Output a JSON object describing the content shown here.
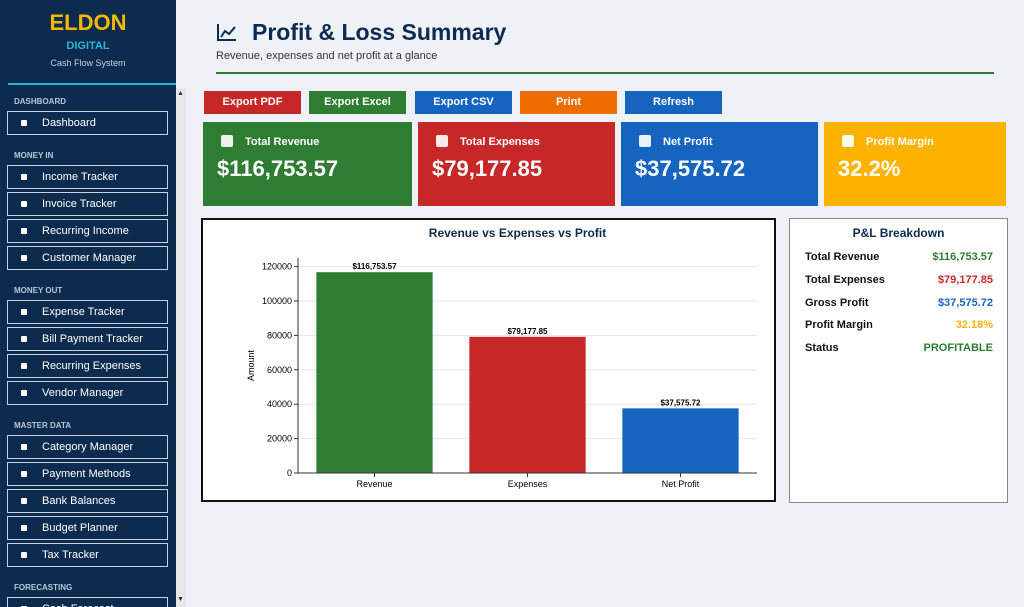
{
  "sidebar": {
    "brand": "ELDON",
    "brand_sub": "DIGITAL",
    "tagline": "Cash Flow System",
    "sections": [
      {
        "title": "DASHBOARD",
        "items": [
          "Dashboard"
        ]
      },
      {
        "title": "MONEY IN",
        "items": [
          "Income Tracker",
          "Invoice Tracker",
          "Recurring Income",
          "Customer Manager"
        ]
      },
      {
        "title": "MONEY OUT",
        "items": [
          "Expense Tracker",
          "Bill Payment Tracker",
          "Recurring Expenses",
          "Vendor Manager"
        ]
      },
      {
        "title": "MASTER DATA",
        "items": [
          "Category Manager",
          "Payment Methods",
          "Bank Balances",
          "Budget Planner",
          "Tax Tracker"
        ]
      },
      {
        "title": "FORECASTING",
        "items": [
          "Cash Forecast"
        ]
      }
    ]
  },
  "header": {
    "title": "Profit & Loss Summary",
    "subtitle": "Revenue, expenses and net profit at a glance"
  },
  "buttons": [
    {
      "label": "Export PDF",
      "color": "#c62828"
    },
    {
      "label": "Export Excel",
      "color": "#2e7d32"
    },
    {
      "label": "Export CSV",
      "color": "#1565c0"
    },
    {
      "label": "Print",
      "color": "#ef6c00"
    },
    {
      "label": "Refresh",
      "color": "#1565c0"
    }
  ],
  "cards": [
    {
      "label": "Total Revenue",
      "value": "$116,753.57",
      "color": "#2e7d32"
    },
    {
      "label": "Total Expenses",
      "value": "$79,177.85",
      "color": "#c62828"
    },
    {
      "label": "Net Profit",
      "value": "$37,575.72",
      "color": "#1565c0"
    },
    {
      "label": "Profit Margin",
      "value": "32.2%",
      "color": "#ffb300"
    }
  ],
  "chart_data": {
    "type": "bar",
    "title": "Revenue vs Expenses vs Profit",
    "y_label": "Amount",
    "categories": [
      "Revenue",
      "Expenses",
      "Net Profit"
    ],
    "values": [
      116753.57,
      79177.85,
      37575.72
    ],
    "value_labels": [
      "$116,753.57",
      "$79,177.85",
      "$37,575.72"
    ],
    "colors": [
      "#2e7d32",
      "#c62828",
      "#1565c0"
    ],
    "ylim": [
      0,
      125000
    ],
    "yticks": [
      0,
      20000,
      40000,
      60000,
      80000,
      100000,
      120000
    ],
    "grid": true
  },
  "breakdown": {
    "title": "P&L Breakdown",
    "rows": [
      {
        "label": "Total Revenue",
        "value": "$116,753.57",
        "color": "#2e7d32"
      },
      {
        "label": "Total Expenses",
        "value": "$79,177.85",
        "color": "#c62828"
      },
      {
        "label": "Gross Profit",
        "value": "$37,575.72",
        "color": "#1565c0"
      },
      {
        "label": "Profit Margin",
        "value": "32.18%",
        "color": "#ffb300"
      },
      {
        "label": "Status",
        "value": "PROFITABLE",
        "color": "#2e7d32"
      }
    ]
  }
}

_____

Copy the material above in full and exactly, skipping pictures.

◆ EXERCISE RESULT ◆
Output a JSON object describing the content shown here.
{
  "sidebar": {
    "brand": "ELDON",
    "brand_sub": "DIGITAL",
    "tagline": "Cash Flow System",
    "sections": [
      {
        "title": "DASHBOARD",
        "items": [
          "Dashboard"
        ]
      },
      {
        "title": "MONEY IN",
        "items": [
          "Income Tracker",
          "Invoice Tracker",
          "Recurring Income",
          "Customer Manager"
        ]
      },
      {
        "title": "MONEY OUT",
        "items": [
          "Expense Tracker",
          "Bill Payment Tracker",
          "Recurring Expenses",
          "Vendor Manager"
        ]
      },
      {
        "title": "MASTER DATA",
        "items": [
          "Category Manager",
          "Payment Methods",
          "Bank Balances",
          "Budget Planner",
          "Tax Tracker"
        ]
      },
      {
        "title": "FORECASTING",
        "items": [
          "Cash Forecast"
        ]
      }
    ]
  },
  "header": {
    "title": "Profit & Loss Summary",
    "subtitle": "Revenue, expenses and net profit at a glance"
  },
  "buttons": [
    {
      "label": "Export PDF",
      "color": "#c62828"
    },
    {
      "label": "Export Excel",
      "color": "#2e7d32"
    },
    {
      "label": "Export CSV",
      "color": "#1565c0"
    },
    {
      "label": "Print",
      "color": "#ef6c00"
    },
    {
      "label": "Refresh",
      "color": "#1565c0"
    }
  ],
  "cards": [
    {
      "label": "Total Revenue",
      "value": "$116,753.57",
      "color": "#2e7d32"
    },
    {
      "label": "Total Expenses",
      "value": "$79,177.85",
      "color": "#c62828"
    },
    {
      "label": "Net Profit",
      "value": "$37,575.72",
      "color": "#1565c0"
    },
    {
      "label": "Profit Margin",
      "value": "32.2%",
      "color": "#ffb300"
    }
  ],
  "chart_data": {
    "type": "bar",
    "title": "Revenue vs Expenses vs Profit",
    "y_label": "Amount",
    "categories": [
      "Revenue",
      "Expenses",
      "Net Profit"
    ],
    "values": [
      116753.57,
      79177.85,
      37575.72
    ],
    "value_labels": [
      "$116,753.57",
      "$79,177.85",
      "$37,575.72"
    ],
    "colors": [
      "#2e7d32",
      "#c62828",
      "#1565c0"
    ],
    "ylim": [
      0,
      125000
    ],
    "yticks": [
      0,
      20000,
      40000,
      60000,
      80000,
      100000,
      120000
    ],
    "grid": true
  },
  "breakdown": {
    "title": "P&L Breakdown",
    "rows": [
      {
        "label": "Total Revenue",
        "value": "$116,753.57",
        "color": "#2e7d32"
      },
      {
        "label": "Total Expenses",
        "value": "$79,177.85",
        "color": "#c62828"
      },
      {
        "label": "Gross Profit",
        "value": "$37,575.72",
        "color": "#1565c0"
      },
      {
        "label": "Profit Margin",
        "value": "32.18%",
        "color": "#ffb300"
      },
      {
        "label": "Status",
        "value": "PROFITABLE",
        "color": "#2e7d32"
      }
    ]
  }
}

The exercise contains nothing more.